§ What you will do
Every entry needs to be reproduced exactly.

== Material provided

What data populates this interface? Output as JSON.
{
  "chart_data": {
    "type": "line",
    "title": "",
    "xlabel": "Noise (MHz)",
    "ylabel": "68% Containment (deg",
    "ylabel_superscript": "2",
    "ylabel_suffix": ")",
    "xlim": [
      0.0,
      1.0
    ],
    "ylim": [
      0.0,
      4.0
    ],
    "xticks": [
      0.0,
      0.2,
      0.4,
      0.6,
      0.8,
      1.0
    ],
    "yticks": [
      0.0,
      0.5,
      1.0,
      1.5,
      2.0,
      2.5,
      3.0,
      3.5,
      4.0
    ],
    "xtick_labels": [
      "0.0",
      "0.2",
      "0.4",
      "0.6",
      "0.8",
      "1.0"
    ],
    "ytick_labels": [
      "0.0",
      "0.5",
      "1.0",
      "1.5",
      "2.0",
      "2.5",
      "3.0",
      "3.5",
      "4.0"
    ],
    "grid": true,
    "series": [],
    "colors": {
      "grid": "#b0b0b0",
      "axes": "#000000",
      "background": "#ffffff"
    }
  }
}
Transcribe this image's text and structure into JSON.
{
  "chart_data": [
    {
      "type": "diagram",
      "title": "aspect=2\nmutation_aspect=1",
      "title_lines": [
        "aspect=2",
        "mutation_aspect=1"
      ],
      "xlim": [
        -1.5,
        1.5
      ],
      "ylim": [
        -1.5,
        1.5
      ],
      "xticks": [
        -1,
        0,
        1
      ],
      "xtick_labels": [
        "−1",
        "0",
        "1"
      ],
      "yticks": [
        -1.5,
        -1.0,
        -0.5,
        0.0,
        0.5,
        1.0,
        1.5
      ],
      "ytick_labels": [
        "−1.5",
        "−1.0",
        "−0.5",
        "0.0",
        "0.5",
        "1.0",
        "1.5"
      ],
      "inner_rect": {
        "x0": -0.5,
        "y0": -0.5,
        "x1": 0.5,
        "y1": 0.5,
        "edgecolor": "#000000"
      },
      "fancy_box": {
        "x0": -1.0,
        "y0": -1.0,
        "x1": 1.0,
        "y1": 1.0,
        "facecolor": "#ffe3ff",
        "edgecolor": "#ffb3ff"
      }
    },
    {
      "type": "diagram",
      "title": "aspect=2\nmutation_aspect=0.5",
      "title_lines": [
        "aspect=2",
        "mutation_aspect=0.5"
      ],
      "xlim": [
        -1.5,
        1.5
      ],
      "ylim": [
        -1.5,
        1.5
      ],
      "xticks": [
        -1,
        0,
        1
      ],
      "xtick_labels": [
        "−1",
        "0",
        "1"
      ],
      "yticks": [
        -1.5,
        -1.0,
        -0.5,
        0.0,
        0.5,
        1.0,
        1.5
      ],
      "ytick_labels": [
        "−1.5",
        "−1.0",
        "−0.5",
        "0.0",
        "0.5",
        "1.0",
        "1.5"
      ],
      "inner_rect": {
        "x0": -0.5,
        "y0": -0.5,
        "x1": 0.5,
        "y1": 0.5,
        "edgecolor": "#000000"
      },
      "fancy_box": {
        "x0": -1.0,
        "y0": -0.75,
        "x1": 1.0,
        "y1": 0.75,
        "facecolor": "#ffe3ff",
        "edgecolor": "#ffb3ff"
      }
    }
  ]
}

====

§ Problem solution
What data populates this interface? Output as JSON.
{
  "chart_data": {
    "type": "line",
    "title": "",
    "xlabel": "Noise (MHz)",
    "ylabel": "68% Containment (deg",
    "ylabel_superscript": "2",
    "ylabel_suffix": ")",
    "xlim": [
      0.0,
      1.0
    ],
    "ylim": [
      0.0,
      4.0
    ],
    "xticks": [
      0.0,
      0.2,
      0.4,
      0.6,
      0.8,
      1.0
    ],
    "yticks": [
      0.0,
      0.5,
      1.0,
      1.5,
      2.0,
      2.5,
      3.0,
      3.5,
      4.0
    ],
    "xtick_labels": [
      "0.0",
      "0.2",
      "0.4",
      "0.6",
      "0.8",
      "1.0"
    ],
    "ytick_labels": [
      "0.0",
      "0.5",
      "1.0",
      "1.5",
      "2.0",
      "2.5",
      "3.0",
      "3.5",
      "4.0"
    ],
    "grid": true,
    "series": [],
    "colors": {
      "grid": "#b0b0b0",
      "axes": "#000000",
      "background": "#ffffff"
    }
  }
}
Transcribe this image's text and structure into JSON.
{
  "chart_data": [
    {
      "type": "diagram",
      "title": "aspect=2\nmutation_aspect=1",
      "title_lines": [
        "aspect=2",
        "mutation_aspect=1"
      ],
      "xlim": [
        -1.5,
        1.5
      ],
      "ylim": [
        -1.5,
        1.5
      ],
      "xticks": [
        -1,
        0,
        1
      ],
      "xtick_labels": [
        "−1",
        "0",
        "1"
      ],
      "yticks": [
        -1.5,
        -1.0,
        -0.5,
        0.0,
        0.5,
        1.0,
        1.5
      ],
      "ytick_labels": [
        "−1.5",
        "−1.0",
        "−0.5",
        "0.0",
        "0.5",
        "1.0",
        "1.5"
      ],
      "inner_rect": {
        "x0": -0.5,
        "y0": -0.5,
        "x1": 0.5,
        "y1": 0.5,
        "edgecolor": "#000000"
      },
      "fancy_box": {
        "x0": -1.0,
        "y0": -1.0,
        "x1": 1.0,
        "y1": 1.0,
        "facecolor": "#ffe3ff",
        "edgecolor": "#ffb3ff"
      }
    },
    {
      "type": "diagram",
      "title": "aspect=2\nmutation_aspect=0.5",
      "title_lines": [
        "aspect=2",
        "mutation_aspect=0.5"
      ],
      "xlim": [
        -1.5,
        1.5
      ],
      "ylim": [
        -1.5,
        1.5
      ],
      "xticks": [
        -1,
        0,
        1
      ],
      "xtick_labels": [
        "−1",
        "0",
        "1"
      ],
      "yticks": [
        -1.5,
        -1.0,
        -0.5,
        0.0,
        0.5,
        1.0,
        1.5
      ],
      "ytick_labels": [
        "−1.5",
        "−1.0",
        "−0.5",
        "0.0",
        "0.5",
        "1.0",
        "1.5"
      ],
      "inner_rect": {
        "x0": -0.5,
        "y0": -0.5,
        "x1": 0.5,
        "y1": 0.5,
        "edgecolor": "#000000"
      },
      "fancy_box": {
        "x0": -1.0,
        "y0": -0.75,
        "x1": 1.0,
        "y1": 0.75,
        "facecolor": "#ffe3ff",
        "edgecolor": "#ffb3ff"
      }
    }
  ]
}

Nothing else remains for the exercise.